>> BEGIN PROVIDED RECORDS

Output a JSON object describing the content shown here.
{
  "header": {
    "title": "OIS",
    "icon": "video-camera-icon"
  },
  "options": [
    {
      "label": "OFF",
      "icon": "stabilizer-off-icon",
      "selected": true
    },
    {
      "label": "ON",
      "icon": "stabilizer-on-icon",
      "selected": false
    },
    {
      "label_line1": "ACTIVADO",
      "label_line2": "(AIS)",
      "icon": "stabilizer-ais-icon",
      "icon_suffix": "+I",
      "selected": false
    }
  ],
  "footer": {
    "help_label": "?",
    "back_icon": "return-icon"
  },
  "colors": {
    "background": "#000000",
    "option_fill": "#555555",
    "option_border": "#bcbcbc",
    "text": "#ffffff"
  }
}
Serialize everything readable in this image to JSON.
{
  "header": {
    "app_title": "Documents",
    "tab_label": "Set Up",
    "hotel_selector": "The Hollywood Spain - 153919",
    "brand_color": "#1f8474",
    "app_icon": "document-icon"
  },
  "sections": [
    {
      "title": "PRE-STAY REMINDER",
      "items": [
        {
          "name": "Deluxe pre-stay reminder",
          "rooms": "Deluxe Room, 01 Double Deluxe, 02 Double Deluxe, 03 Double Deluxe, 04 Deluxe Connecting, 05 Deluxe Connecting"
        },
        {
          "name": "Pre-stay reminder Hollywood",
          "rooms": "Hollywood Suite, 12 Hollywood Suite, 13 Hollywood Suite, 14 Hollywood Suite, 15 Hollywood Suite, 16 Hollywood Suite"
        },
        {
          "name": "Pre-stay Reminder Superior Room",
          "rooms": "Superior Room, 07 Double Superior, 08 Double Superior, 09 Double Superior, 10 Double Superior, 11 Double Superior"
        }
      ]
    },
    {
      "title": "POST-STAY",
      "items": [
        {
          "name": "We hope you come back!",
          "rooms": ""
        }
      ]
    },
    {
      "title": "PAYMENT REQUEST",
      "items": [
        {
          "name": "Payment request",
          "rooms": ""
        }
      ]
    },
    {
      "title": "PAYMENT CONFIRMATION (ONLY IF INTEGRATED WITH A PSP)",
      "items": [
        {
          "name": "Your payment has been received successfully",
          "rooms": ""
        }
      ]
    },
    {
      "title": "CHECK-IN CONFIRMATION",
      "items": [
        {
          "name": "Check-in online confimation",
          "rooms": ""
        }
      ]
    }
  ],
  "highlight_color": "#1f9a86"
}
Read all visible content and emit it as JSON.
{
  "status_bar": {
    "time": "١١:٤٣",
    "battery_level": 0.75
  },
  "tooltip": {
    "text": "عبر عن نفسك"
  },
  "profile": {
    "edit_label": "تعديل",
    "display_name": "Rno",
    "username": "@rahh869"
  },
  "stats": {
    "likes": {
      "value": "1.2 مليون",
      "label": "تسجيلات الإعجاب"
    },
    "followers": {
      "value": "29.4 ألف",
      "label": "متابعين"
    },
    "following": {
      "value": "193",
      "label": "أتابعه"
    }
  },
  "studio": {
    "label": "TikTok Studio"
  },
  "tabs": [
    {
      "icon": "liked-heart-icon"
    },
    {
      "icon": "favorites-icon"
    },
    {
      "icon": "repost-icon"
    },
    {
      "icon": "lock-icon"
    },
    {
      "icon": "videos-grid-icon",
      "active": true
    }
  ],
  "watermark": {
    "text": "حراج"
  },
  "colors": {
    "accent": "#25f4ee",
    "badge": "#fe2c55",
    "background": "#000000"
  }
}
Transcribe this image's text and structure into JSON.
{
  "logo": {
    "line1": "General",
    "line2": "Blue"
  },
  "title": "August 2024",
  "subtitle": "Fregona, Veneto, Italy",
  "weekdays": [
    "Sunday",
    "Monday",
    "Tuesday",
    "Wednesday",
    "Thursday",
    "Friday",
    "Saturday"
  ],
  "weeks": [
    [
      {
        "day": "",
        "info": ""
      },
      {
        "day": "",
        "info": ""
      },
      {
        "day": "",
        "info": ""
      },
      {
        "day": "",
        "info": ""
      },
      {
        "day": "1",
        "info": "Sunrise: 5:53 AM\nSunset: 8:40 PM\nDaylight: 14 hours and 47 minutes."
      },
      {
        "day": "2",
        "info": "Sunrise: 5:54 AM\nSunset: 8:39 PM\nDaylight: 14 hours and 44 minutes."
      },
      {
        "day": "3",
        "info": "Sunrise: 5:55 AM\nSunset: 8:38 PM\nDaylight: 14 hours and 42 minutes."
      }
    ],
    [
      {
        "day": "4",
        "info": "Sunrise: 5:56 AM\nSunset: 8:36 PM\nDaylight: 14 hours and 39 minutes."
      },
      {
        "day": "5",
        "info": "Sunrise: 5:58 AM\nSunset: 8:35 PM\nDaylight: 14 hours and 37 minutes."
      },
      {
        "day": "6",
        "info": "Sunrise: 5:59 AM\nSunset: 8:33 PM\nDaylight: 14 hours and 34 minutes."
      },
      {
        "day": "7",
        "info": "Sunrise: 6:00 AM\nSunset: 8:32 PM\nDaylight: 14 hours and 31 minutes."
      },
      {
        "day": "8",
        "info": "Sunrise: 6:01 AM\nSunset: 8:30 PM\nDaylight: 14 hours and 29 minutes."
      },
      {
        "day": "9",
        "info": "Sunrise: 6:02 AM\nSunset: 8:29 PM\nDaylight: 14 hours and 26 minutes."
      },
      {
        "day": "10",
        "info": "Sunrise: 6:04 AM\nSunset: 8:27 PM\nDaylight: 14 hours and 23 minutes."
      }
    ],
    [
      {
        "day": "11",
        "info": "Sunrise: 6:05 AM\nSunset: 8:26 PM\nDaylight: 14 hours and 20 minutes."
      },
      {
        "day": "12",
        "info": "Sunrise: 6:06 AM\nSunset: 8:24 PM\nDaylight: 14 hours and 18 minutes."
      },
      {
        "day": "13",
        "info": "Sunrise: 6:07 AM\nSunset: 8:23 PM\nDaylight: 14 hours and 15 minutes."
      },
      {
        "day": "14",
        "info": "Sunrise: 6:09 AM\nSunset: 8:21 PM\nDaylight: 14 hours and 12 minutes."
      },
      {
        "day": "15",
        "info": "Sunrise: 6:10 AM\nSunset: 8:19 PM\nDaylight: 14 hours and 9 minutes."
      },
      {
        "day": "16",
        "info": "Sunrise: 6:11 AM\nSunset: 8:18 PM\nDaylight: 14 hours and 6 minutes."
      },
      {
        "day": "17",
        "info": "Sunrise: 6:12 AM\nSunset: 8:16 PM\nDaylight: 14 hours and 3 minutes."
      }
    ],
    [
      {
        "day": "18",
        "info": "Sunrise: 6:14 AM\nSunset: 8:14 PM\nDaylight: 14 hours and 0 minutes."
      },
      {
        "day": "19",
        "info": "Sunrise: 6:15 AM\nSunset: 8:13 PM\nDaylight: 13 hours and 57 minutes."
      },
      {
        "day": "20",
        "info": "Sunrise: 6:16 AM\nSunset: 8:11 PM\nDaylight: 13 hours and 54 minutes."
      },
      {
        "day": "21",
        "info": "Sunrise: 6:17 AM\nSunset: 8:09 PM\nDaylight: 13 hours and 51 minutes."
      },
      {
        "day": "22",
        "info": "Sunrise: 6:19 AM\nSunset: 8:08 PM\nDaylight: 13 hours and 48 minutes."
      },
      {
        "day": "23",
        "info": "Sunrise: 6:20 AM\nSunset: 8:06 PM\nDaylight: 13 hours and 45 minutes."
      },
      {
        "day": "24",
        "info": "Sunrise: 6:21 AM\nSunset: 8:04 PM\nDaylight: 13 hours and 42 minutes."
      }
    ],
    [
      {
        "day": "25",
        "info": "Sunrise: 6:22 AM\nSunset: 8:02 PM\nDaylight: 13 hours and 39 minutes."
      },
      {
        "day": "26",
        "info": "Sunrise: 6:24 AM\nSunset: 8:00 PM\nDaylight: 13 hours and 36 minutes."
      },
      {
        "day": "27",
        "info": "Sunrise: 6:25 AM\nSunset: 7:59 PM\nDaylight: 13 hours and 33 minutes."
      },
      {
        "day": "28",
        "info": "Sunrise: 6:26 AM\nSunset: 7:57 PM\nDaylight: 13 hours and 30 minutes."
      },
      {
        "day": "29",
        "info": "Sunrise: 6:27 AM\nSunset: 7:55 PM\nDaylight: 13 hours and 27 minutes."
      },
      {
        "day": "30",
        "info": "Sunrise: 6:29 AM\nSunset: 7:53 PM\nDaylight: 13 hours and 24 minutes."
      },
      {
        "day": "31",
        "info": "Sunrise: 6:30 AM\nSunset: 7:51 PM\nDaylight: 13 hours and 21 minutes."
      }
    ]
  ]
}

>> END PROVIDED RECORDS

Of the lines above, copy each that contains "Hollywood".

    "hotel_selector": "The Hollywood Spain - 153919",
          "name": "Pre-stay reminder Hollywood",
          "rooms": "Hollywood Suite, 12 Hollywood Suite, 13 Hollywood Suite, 14 Hollywood Suite, 15 Hollywood Suite, 16 Hollywood Suite"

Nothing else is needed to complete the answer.